# Start of DATA FOR THIS EXERCISE

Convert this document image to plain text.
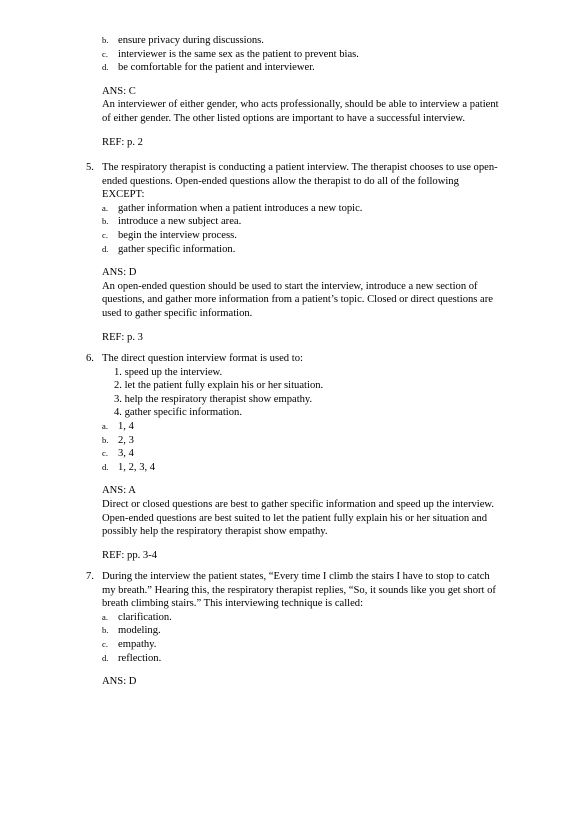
b. ensure privacy during discussions.
c. interviewer is the same sex as the patient to prevent bias.
d. be comfortable for the patient and interviewer.
ANS: C
An interviewer of either gender, who acts professionally, should be able to interview a patient
of either gender. The other listed options are important to have a successful interview.
REF: p. 2
5. The respiratory therapist is conducting a patient interview. The therapist chooses to use open-
ended questions. Open-ended questions allow the therapist to do all of the following
EXCEPT:
a. gather information when a patient introduces a new topic.
b. introduce a new subject area.
c. begin the interview process.
d. gather specific information.
ANS: D
An open-ended question should be used to start the interview, introduce a new section of
questions, and gather more information from a patient’s topic. Closed or direct questions are
used to gather specific information.
REF: p. 3
6. The direct question interview format is used to:
1. speed up the interview.
2. let the patient fully explain his or her situation.
3. help the respiratory therapist show empathy.
4. gather specific information.
a. 1, 4
b. 2, 3
c. 3, 4
d. 1, 2, 3, 4
ANS: A
Direct or closed questions are best to gather specific information and speed up the interview.
Open-ended questions are best suited to let the patient fully explain his or her situation and
possibly help the respiratory therapist show empathy.
REF: pp. 3-4
7. During the interview the patient states, “Every time I climb the stairs I have to stop to catch
my breath.” Hearing this, the respiratory therapist replies, “So, it sounds like you get short of
breath climbing stairs.” This interviewing technique is called:
a. clarification.
b. modeling.
c. empathy.
d. reflection.
ANS: D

# End of DATA FOR THIS EXERCISE

■ **THE REQUEST**: Pick out the lines containing the word "fully" and show them.

■ **THE RESULT**:
2. let the patient fully explain his or her situation.
Open-ended questions are best suited to let the patient fully explain his or her situation and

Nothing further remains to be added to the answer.